Supplied data ->
▬▬▬▬▬▬▬▬▬▬
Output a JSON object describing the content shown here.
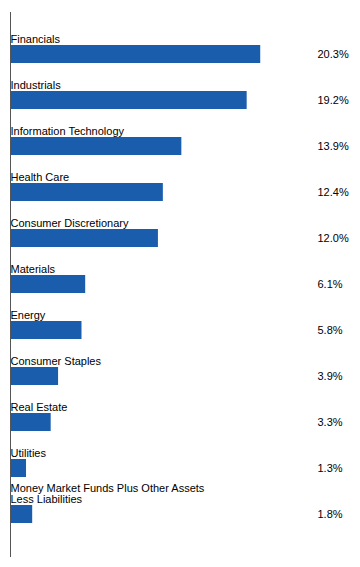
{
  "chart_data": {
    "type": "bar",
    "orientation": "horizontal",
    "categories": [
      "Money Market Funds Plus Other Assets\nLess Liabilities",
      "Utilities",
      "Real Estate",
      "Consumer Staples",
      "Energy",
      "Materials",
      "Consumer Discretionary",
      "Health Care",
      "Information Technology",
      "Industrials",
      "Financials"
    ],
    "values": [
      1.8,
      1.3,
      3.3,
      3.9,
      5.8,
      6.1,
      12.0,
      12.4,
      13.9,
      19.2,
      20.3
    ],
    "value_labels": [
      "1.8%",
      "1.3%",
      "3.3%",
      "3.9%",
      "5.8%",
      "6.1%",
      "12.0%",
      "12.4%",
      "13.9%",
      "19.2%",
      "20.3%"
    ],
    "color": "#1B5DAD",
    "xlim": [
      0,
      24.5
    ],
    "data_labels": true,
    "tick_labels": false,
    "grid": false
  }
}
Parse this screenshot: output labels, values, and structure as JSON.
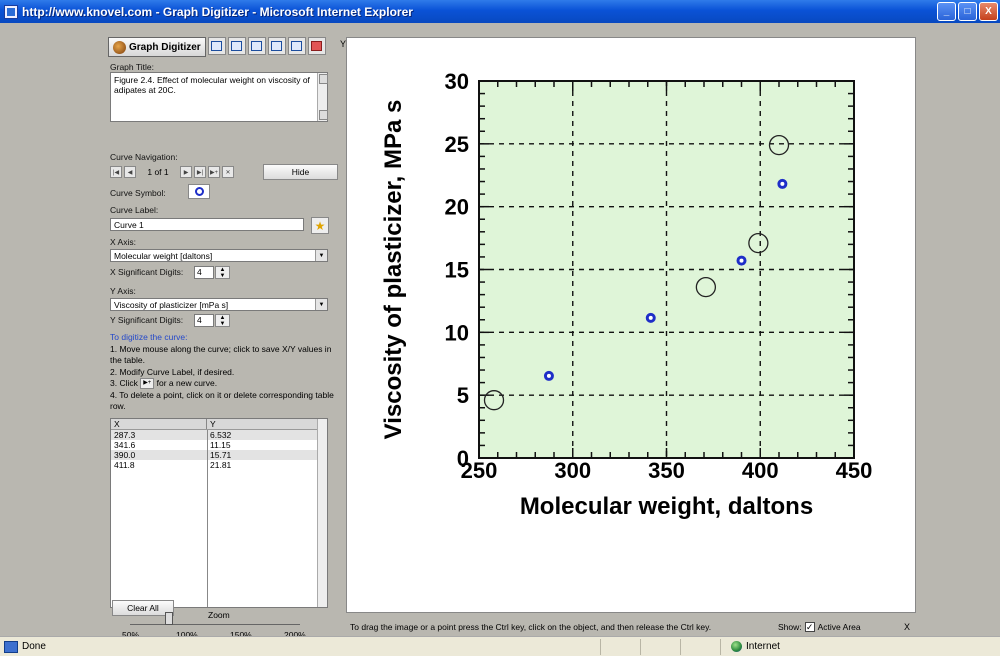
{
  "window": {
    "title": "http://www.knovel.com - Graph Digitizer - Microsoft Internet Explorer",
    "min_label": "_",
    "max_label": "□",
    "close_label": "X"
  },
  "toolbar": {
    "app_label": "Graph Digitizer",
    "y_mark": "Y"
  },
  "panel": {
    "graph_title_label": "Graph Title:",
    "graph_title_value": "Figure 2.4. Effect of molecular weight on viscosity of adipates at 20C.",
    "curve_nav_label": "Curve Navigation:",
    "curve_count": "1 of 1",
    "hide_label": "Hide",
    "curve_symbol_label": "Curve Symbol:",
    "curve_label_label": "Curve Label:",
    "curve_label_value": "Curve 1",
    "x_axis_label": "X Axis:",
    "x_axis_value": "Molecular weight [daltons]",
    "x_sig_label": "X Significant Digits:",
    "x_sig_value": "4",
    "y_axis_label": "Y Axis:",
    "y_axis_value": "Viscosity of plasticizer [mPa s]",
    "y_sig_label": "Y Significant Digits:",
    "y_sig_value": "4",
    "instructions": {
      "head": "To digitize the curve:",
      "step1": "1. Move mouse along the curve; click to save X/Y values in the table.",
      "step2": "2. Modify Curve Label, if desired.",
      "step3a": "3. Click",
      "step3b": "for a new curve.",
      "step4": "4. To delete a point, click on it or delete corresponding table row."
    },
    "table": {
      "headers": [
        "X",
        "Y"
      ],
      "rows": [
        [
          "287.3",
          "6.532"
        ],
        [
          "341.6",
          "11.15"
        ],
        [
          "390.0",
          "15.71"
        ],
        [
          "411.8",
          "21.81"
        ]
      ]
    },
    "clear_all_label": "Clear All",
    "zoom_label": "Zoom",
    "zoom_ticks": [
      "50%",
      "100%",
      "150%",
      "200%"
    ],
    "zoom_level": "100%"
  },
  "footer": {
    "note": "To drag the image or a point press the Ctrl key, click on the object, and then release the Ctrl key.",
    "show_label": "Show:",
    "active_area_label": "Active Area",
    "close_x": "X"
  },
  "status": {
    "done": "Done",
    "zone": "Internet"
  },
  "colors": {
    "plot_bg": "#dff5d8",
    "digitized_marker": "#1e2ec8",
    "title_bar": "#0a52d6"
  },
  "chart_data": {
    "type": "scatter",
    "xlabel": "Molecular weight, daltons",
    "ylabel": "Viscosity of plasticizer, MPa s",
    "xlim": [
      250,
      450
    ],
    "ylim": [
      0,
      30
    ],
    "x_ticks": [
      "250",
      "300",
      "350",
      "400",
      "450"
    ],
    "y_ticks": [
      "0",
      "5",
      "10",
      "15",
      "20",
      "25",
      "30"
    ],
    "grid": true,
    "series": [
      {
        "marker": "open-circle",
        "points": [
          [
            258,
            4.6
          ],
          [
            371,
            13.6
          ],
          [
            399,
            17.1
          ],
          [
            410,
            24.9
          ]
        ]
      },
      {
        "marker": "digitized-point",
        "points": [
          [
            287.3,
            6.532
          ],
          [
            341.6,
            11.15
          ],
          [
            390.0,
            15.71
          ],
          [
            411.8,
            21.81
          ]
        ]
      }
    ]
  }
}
▬▬▬▬▬▬▬▬▬▬
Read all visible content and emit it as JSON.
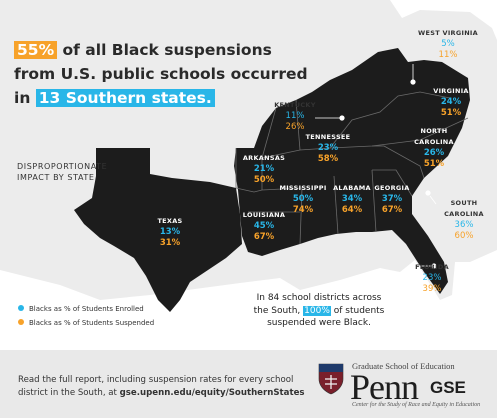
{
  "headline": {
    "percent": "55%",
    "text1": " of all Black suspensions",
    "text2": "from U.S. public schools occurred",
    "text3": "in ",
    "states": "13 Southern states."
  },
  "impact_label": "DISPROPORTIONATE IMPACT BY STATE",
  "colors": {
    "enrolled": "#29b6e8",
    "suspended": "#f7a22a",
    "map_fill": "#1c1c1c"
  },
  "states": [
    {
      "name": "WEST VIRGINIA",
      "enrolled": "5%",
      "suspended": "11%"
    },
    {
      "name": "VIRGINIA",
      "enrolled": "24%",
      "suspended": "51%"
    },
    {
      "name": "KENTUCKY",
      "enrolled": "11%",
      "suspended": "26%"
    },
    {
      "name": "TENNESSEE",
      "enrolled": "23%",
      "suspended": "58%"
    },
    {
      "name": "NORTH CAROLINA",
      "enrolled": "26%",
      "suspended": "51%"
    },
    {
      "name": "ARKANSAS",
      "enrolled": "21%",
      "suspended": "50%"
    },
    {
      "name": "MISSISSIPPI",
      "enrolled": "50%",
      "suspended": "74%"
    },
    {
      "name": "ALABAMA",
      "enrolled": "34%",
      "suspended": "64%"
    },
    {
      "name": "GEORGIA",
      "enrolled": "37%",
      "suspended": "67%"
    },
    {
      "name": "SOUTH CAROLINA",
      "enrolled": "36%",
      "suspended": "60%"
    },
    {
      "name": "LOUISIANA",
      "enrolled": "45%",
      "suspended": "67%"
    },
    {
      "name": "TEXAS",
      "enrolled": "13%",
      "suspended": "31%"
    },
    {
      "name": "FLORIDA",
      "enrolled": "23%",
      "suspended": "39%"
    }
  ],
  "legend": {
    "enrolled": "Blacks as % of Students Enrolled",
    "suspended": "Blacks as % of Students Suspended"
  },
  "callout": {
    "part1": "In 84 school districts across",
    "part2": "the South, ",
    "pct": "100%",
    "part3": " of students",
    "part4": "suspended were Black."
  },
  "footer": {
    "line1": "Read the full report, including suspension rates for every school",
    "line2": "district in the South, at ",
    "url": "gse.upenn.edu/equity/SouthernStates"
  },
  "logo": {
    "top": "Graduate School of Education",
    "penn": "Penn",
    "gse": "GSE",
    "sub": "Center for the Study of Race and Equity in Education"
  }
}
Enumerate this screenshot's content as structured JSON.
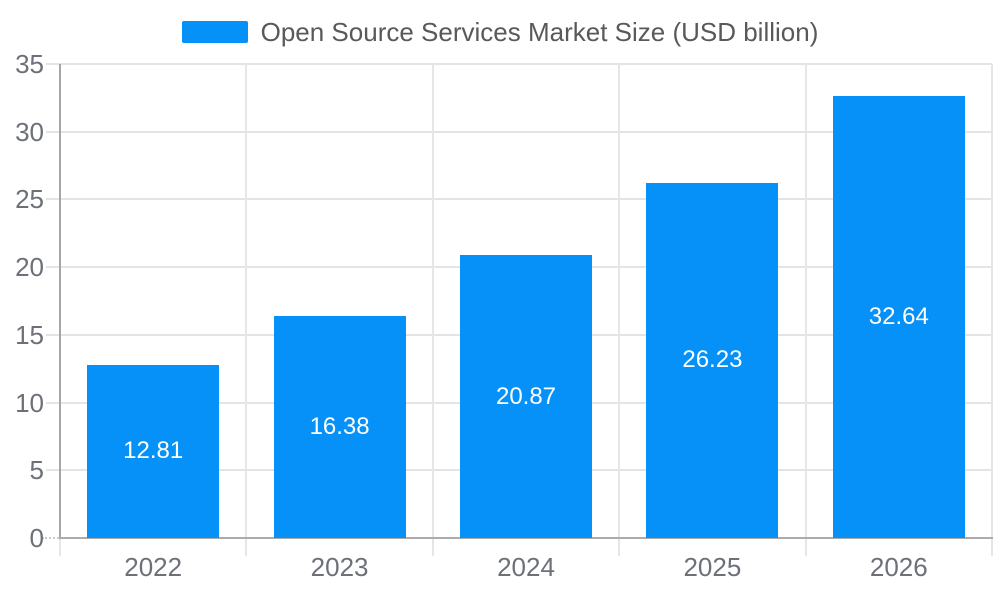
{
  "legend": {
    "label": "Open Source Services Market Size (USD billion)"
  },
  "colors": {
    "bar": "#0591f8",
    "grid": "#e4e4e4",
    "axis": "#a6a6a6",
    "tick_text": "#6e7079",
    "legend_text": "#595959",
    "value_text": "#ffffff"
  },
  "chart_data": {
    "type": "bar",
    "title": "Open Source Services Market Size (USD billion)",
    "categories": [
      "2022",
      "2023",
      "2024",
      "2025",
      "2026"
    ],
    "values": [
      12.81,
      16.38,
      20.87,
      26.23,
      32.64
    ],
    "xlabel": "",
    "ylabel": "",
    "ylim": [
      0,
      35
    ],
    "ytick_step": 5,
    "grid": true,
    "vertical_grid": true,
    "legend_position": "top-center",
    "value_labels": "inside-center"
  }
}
▬▬▬▬▬▬▬▬▬▬
Goal -> Gather up the lines that contain the word "billion".

Answer to the problem ->
    "label": "Open Source Services Market Size (USD billion)"
    "title": "Open Source Services Market Size (USD billion)",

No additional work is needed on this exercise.